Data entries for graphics
++++++++++++++++++++
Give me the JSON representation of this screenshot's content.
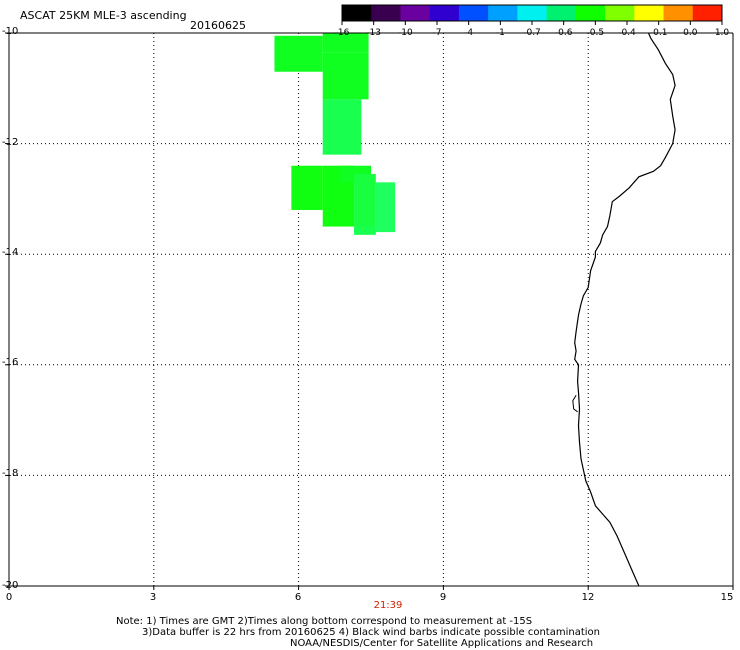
{
  "header": {
    "title": "ASCAT 25KM MLE-3 ascending",
    "date": "20160625"
  },
  "colorbar": {
    "ticks": [
      "-16",
      "-13",
      "-10",
      "-7",
      "-4",
      "-1",
      "-0.7",
      "-0.6",
      "-0.5",
      "-0.4",
      "-0.1",
      "0.0",
      "1.0"
    ],
    "colors": [
      "#000000",
      "#3a0050",
      "#6a00a0",
      "#3000d0",
      "#0050ff",
      "#00a0ff",
      "#00f0f0",
      "#00f070",
      "#10ff00",
      "#80ff00",
      "#ffff00",
      "#ff9000",
      "#ff2000"
    ]
  },
  "map": {
    "xlim": [
      0,
      15
    ],
    "ylim": [
      -20,
      -10
    ],
    "x_ticks": [
      "0",
      "3",
      "6",
      "9",
      "12",
      "15"
    ],
    "y_ticks": [
      "-10",
      "-12",
      "-14",
      "-16",
      "-18",
      "-20"
    ],
    "grid": "dotted",
    "pass_time": "21:39",
    "coastline_color": "#000000"
  },
  "cells": [
    {
      "lon0": 5.5,
      "lon1": 6.5,
      "lat0": -10.7,
      "lat1": -10.05,
      "value": -0.55,
      "color": "#10ff20"
    },
    {
      "lon0": 6.5,
      "lon1": 7.45,
      "lat0": -10.35,
      "lat1": -10.0,
      "value": -0.55,
      "color": "#10ff20"
    },
    {
      "lon0": 6.5,
      "lon1": 7.45,
      "lat0": -11.2,
      "lat1": -10.35,
      "value": -0.55,
      "color": "#10ff20"
    },
    {
      "lon0": 6.5,
      "lon1": 7.3,
      "lat0": -12.2,
      "lat1": -11.2,
      "value": -0.6,
      "color": "#18ff50"
    },
    {
      "lon0": 5.85,
      "lon1": 6.5,
      "lat0": -13.2,
      "lat1": -12.4,
      "value": -0.55,
      "color": "#10ff10"
    },
    {
      "lon0": 6.5,
      "lon1": 7.15,
      "lat0": -13.5,
      "lat1": -12.4,
      "value": -0.55,
      "color": "#10ff10"
    },
    {
      "lon0": 6.85,
      "lon1": 7.5,
      "lat0": -12.7,
      "lat1": -12.4,
      "value": -0.55,
      "color": "#10ff20"
    },
    {
      "lon0": 7.15,
      "lon1": 7.6,
      "lat0": -13.6,
      "lat1": -12.55,
      "value": -0.6,
      "color": "#18ff40"
    },
    {
      "lon0": 7.6,
      "lon1": 8.0,
      "lat0": -13.6,
      "lat1": -12.7,
      "value": -0.6,
      "color": "#20ff60"
    },
    {
      "lon0": 7.15,
      "lon1": 7.6,
      "lat0": -13.65,
      "lat1": -13.5,
      "value": -0.6,
      "color": "#18ff50"
    }
  ],
  "notes": [
    "Note: 1) Times are GMT 2)Times along bottom correspond to measurement at -15S",
    "3)Data buffer is 22 hrs from 20160625 4) Black wind barbs indicate possible contamination",
    "NOAA/NESDIS/Center for Satellite Applications and Research"
  ]
}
++++++++++++++++++++
▸ INSTRUCTIONS TO FOLLOW:
Output the entries above exactly. Drop the pictures.

▸ ANSWER TO THIS TASK:
Give me the JSON representation of this screenshot's content.
{
  "header": {
    "title": "ASCAT 25KM MLE-3 ascending",
    "date": "20160625"
  },
  "colorbar": {
    "ticks": [
      "-16",
      "-13",
      "-10",
      "-7",
      "-4",
      "-1",
      "-0.7",
      "-0.6",
      "-0.5",
      "-0.4",
      "-0.1",
      "0.0",
      "1.0"
    ],
    "colors": [
      "#000000",
      "#3a0050",
      "#6a00a0",
      "#3000d0",
      "#0050ff",
      "#00a0ff",
      "#00f0f0",
      "#00f070",
      "#10ff00",
      "#80ff00",
      "#ffff00",
      "#ff9000",
      "#ff2000"
    ]
  },
  "map": {
    "xlim": [
      0,
      15
    ],
    "ylim": [
      -20,
      -10
    ],
    "x_ticks": [
      "0",
      "3",
      "6",
      "9",
      "12",
      "15"
    ],
    "y_ticks": [
      "-10",
      "-12",
      "-14",
      "-16",
      "-18",
      "-20"
    ],
    "grid": "dotted",
    "pass_time": "21:39",
    "coastline_color": "#000000"
  },
  "cells": [
    {
      "lon0": 5.5,
      "lon1": 6.5,
      "lat0": -10.7,
      "lat1": -10.05,
      "value": -0.55,
      "color": "#10ff20"
    },
    {
      "lon0": 6.5,
      "lon1": 7.45,
      "lat0": -10.35,
      "lat1": -10.0,
      "value": -0.55,
      "color": "#10ff20"
    },
    {
      "lon0": 6.5,
      "lon1": 7.45,
      "lat0": -11.2,
      "lat1": -10.35,
      "value": -0.55,
      "color": "#10ff20"
    },
    {
      "lon0": 6.5,
      "lon1": 7.3,
      "lat0": -12.2,
      "lat1": -11.2,
      "value": -0.6,
      "color": "#18ff50"
    },
    {
      "lon0": 5.85,
      "lon1": 6.5,
      "lat0": -13.2,
      "lat1": -12.4,
      "value": -0.55,
      "color": "#10ff10"
    },
    {
      "lon0": 6.5,
      "lon1": 7.15,
      "lat0": -13.5,
      "lat1": -12.4,
      "value": -0.55,
      "color": "#10ff10"
    },
    {
      "lon0": 6.85,
      "lon1": 7.5,
      "lat0": -12.7,
      "lat1": -12.4,
      "value": -0.55,
      "color": "#10ff20"
    },
    {
      "lon0": 7.15,
      "lon1": 7.6,
      "lat0": -13.6,
      "lat1": -12.55,
      "value": -0.6,
      "color": "#18ff40"
    },
    {
      "lon0": 7.6,
      "lon1": 8.0,
      "lat0": -13.6,
      "lat1": -12.7,
      "value": -0.6,
      "color": "#20ff60"
    },
    {
      "lon0": 7.15,
      "lon1": 7.6,
      "lat0": -13.65,
      "lat1": -13.5,
      "value": -0.6,
      "color": "#18ff50"
    }
  ],
  "notes": [
    "Note: 1) Times are GMT 2)Times along bottom correspond to measurement at -15S",
    "3)Data buffer is 22 hrs from 20160625 4) Black wind barbs indicate possible contamination",
    "NOAA/NESDIS/Center for Satellite Applications and Research"
  ]
}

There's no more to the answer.